## Excerpted records:

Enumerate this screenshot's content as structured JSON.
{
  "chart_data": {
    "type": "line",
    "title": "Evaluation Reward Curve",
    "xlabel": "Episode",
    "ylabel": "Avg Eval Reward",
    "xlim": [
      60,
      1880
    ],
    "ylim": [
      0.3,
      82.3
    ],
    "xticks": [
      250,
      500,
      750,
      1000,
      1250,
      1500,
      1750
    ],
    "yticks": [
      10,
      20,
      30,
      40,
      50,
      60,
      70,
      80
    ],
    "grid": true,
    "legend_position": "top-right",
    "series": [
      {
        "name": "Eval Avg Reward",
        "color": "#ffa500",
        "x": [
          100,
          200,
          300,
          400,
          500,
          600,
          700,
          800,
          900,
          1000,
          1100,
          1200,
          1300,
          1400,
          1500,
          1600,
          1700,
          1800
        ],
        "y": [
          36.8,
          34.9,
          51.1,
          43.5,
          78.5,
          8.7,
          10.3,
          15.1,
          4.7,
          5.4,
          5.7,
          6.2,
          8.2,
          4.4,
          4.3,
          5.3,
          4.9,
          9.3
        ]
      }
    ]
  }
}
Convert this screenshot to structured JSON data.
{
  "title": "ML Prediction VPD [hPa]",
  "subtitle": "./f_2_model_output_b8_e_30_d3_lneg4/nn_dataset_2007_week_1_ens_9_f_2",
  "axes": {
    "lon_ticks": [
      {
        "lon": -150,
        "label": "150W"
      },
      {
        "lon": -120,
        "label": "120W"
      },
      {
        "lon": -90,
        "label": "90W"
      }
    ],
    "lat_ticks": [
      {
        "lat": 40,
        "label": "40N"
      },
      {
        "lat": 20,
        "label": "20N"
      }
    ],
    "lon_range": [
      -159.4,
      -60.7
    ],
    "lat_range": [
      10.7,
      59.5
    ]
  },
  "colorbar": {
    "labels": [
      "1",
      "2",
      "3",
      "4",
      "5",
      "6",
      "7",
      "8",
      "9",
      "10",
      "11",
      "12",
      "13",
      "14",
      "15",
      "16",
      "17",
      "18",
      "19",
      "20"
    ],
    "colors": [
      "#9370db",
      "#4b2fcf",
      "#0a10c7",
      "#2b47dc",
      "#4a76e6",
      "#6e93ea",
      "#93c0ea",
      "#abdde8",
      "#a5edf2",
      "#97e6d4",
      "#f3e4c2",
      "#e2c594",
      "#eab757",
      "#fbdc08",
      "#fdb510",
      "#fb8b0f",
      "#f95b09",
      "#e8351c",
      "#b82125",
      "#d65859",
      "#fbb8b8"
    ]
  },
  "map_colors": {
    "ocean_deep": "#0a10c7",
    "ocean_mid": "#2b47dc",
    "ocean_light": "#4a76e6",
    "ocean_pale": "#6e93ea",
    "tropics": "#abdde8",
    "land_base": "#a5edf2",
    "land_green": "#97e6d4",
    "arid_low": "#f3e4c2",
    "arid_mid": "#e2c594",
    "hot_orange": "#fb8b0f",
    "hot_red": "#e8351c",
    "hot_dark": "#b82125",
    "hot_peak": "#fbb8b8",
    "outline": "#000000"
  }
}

## Written instruction:
Repeat the data verbatim.

## The output:
Enumerate this screenshot's content as structured JSON.
{
  "chart_data": {
    "type": "line",
    "title": "Evaluation Reward Curve",
    "xlabel": "Episode",
    "ylabel": "Avg Eval Reward",
    "xlim": [
      60,
      1880
    ],
    "ylim": [
      0.3,
      82.3
    ],
    "xticks": [
      250,
      500,
      750,
      1000,
      1250,
      1500,
      1750
    ],
    "yticks": [
      10,
      20,
      30,
      40,
      50,
      60,
      70,
      80
    ],
    "grid": true,
    "legend_position": "top-right",
    "series": [
      {
        "name": "Eval Avg Reward",
        "color": "#ffa500",
        "x": [
          100,
          200,
          300,
          400,
          500,
          600,
          700,
          800,
          900,
          1000,
          1100,
          1200,
          1300,
          1400,
          1500,
          1600,
          1700,
          1800
        ],
        "y": [
          36.8,
          34.9,
          51.1,
          43.5,
          78.5,
          8.7,
          10.3,
          15.1,
          4.7,
          5.4,
          5.7,
          6.2,
          8.2,
          4.4,
          4.3,
          5.3,
          4.9,
          9.3
        ]
      }
    ]
  }
}
Convert this screenshot to structured JSON data.
{
  "title": "ML Prediction VPD [hPa]",
  "subtitle": "./f_2_model_output_b8_e_30_d3_lneg4/nn_dataset_2007_week_1_ens_9_f_2",
  "axes": {
    "lon_ticks": [
      {
        "lon": -150,
        "label": "150W"
      },
      {
        "lon": -120,
        "label": "120W"
      },
      {
        "lon": -90,
        "label": "90W"
      }
    ],
    "lat_ticks": [
      {
        "lat": 40,
        "label": "40N"
      },
      {
        "lat": 20,
        "label": "20N"
      }
    ],
    "lon_range": [
      -159.4,
      -60.7
    ],
    "lat_range": [
      10.7,
      59.5
    ]
  },
  "colorbar": {
    "labels": [
      "1",
      "2",
      "3",
      "4",
      "5",
      "6",
      "7",
      "8",
      "9",
      "10",
      "11",
      "12",
      "13",
      "14",
      "15",
      "16",
      "17",
      "18",
      "19",
      "20"
    ],
    "colors": [
      "#9370db",
      "#4b2fcf",
      "#0a10c7",
      "#2b47dc",
      "#4a76e6",
      "#6e93ea",
      "#93c0ea",
      "#abdde8",
      "#a5edf2",
      "#97e6d4",
      "#f3e4c2",
      "#e2c594",
      "#eab757",
      "#fbdc08",
      "#fdb510",
      "#fb8b0f",
      "#f95b09",
      "#e8351c",
      "#b82125",
      "#d65859",
      "#fbb8b8"
    ]
  },
  "map_colors": {
    "ocean_deep": "#0a10c7",
    "ocean_mid": "#2b47dc",
    "ocean_light": "#4a76e6",
    "ocean_pale": "#6e93ea",
    "tropics": "#abdde8",
    "land_base": "#a5edf2",
    "land_green": "#97e6d4",
    "arid_low": "#f3e4c2",
    "arid_mid": "#e2c594",
    "hot_orange": "#fb8b0f",
    "hot_red": "#e8351c",
    "hot_dark": "#b82125",
    "hot_peak": "#fbb8b8",
    "outline": "#000000"
  }
}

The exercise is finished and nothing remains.